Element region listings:
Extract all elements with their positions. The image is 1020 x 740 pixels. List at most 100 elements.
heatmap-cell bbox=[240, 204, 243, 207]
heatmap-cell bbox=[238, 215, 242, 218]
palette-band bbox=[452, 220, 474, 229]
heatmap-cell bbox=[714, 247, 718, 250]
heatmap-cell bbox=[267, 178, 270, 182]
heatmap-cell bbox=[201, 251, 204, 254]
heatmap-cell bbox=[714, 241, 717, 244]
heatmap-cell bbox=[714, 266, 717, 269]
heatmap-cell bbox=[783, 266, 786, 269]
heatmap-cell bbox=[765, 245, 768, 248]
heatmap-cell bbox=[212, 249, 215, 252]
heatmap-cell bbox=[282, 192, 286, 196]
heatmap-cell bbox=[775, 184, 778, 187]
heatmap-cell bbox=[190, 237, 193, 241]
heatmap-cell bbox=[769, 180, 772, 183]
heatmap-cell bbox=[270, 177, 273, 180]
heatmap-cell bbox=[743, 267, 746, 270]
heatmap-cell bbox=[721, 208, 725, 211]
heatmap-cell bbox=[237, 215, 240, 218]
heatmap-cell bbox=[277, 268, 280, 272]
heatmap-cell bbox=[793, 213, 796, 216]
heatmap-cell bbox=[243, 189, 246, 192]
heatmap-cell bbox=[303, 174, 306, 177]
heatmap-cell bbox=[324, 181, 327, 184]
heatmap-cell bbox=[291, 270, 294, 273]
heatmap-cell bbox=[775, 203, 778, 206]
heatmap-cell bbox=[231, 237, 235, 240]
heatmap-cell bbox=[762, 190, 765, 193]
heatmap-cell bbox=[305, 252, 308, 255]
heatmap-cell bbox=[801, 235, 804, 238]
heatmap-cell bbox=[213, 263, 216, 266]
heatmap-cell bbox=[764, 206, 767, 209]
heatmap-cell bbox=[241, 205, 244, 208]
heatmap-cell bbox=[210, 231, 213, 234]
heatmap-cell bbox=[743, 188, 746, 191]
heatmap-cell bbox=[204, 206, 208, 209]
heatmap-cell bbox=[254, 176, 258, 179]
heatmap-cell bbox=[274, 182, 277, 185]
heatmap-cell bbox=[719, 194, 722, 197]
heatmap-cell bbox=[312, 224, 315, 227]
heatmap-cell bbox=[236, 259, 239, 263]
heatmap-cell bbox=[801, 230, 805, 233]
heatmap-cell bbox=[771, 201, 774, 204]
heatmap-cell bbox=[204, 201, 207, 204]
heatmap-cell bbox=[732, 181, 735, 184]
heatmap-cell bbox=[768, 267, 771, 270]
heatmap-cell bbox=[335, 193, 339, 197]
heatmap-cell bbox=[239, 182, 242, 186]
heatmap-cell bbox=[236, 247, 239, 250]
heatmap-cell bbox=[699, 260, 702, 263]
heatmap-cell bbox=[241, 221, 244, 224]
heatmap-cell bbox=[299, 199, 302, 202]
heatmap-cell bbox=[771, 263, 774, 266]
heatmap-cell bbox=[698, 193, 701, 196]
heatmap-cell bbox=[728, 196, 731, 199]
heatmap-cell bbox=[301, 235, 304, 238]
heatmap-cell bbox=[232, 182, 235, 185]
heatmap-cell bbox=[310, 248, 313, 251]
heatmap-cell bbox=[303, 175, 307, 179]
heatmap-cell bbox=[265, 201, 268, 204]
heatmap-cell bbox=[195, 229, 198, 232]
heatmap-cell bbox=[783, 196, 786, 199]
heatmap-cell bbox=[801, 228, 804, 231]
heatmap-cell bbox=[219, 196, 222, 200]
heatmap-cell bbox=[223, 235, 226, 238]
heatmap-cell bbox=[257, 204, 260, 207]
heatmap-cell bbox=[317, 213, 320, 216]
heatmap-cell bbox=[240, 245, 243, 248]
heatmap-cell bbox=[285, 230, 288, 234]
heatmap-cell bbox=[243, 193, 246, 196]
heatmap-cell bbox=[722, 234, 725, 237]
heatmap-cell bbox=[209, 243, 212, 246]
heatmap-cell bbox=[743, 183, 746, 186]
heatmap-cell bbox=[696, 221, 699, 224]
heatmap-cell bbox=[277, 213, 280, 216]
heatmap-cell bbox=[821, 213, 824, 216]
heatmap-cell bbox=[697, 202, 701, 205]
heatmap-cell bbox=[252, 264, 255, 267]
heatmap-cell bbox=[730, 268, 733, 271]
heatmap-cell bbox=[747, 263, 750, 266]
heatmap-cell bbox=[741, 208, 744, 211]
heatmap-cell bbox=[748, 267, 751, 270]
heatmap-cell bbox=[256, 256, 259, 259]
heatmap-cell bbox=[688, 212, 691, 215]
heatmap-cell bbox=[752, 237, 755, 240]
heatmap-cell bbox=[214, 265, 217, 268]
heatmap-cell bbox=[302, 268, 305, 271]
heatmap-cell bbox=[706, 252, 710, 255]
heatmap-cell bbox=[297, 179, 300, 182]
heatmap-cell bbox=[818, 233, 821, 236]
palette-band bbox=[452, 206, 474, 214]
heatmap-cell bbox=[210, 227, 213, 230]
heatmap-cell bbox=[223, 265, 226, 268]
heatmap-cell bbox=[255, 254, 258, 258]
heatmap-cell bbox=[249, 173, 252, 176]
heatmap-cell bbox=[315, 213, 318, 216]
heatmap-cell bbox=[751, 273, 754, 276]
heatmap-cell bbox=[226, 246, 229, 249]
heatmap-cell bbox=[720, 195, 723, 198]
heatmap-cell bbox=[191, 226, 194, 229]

Task goal
Reproduce verbatim the stretch of the material above, from its beginning through the line containing "heatmap-cell bbox=[236, 259, 239, 263]", both ends included.

Task answer
Extract all elements with their positions. The image is 1020 x 740 pixels. List at most 100 elements.
heatmap-cell bbox=[240, 204, 243, 207]
heatmap-cell bbox=[238, 215, 242, 218]
palette-band bbox=[452, 220, 474, 229]
heatmap-cell bbox=[714, 247, 718, 250]
heatmap-cell bbox=[267, 178, 270, 182]
heatmap-cell bbox=[201, 251, 204, 254]
heatmap-cell bbox=[714, 241, 717, 244]
heatmap-cell bbox=[714, 266, 717, 269]
heatmap-cell bbox=[783, 266, 786, 269]
heatmap-cell bbox=[765, 245, 768, 248]
heatmap-cell bbox=[212, 249, 215, 252]
heatmap-cell bbox=[282, 192, 286, 196]
heatmap-cell bbox=[775, 184, 778, 187]
heatmap-cell bbox=[190, 237, 193, 241]
heatmap-cell bbox=[769, 180, 772, 183]
heatmap-cell bbox=[270, 177, 273, 180]
heatmap-cell bbox=[743, 267, 746, 270]
heatmap-cell bbox=[721, 208, 725, 211]
heatmap-cell bbox=[237, 215, 240, 218]
heatmap-cell bbox=[277, 268, 280, 272]
heatmap-cell bbox=[793, 213, 796, 216]
heatmap-cell bbox=[243, 189, 246, 192]
heatmap-cell bbox=[303, 174, 306, 177]
heatmap-cell bbox=[324, 181, 327, 184]
heatmap-cell bbox=[291, 270, 294, 273]
heatmap-cell bbox=[775, 203, 778, 206]
heatmap-cell bbox=[231, 237, 235, 240]
heatmap-cell bbox=[762, 190, 765, 193]
heatmap-cell bbox=[305, 252, 308, 255]
heatmap-cell bbox=[801, 235, 804, 238]
heatmap-cell bbox=[213, 263, 216, 266]
heatmap-cell bbox=[764, 206, 767, 209]
heatmap-cell bbox=[241, 205, 244, 208]
heatmap-cell bbox=[210, 231, 213, 234]
heatmap-cell bbox=[743, 188, 746, 191]
heatmap-cell bbox=[204, 206, 208, 209]
heatmap-cell bbox=[254, 176, 258, 179]
heatmap-cell bbox=[274, 182, 277, 185]
heatmap-cell bbox=[719, 194, 722, 197]
heatmap-cell bbox=[312, 224, 315, 227]
heatmap-cell bbox=[236, 259, 239, 263]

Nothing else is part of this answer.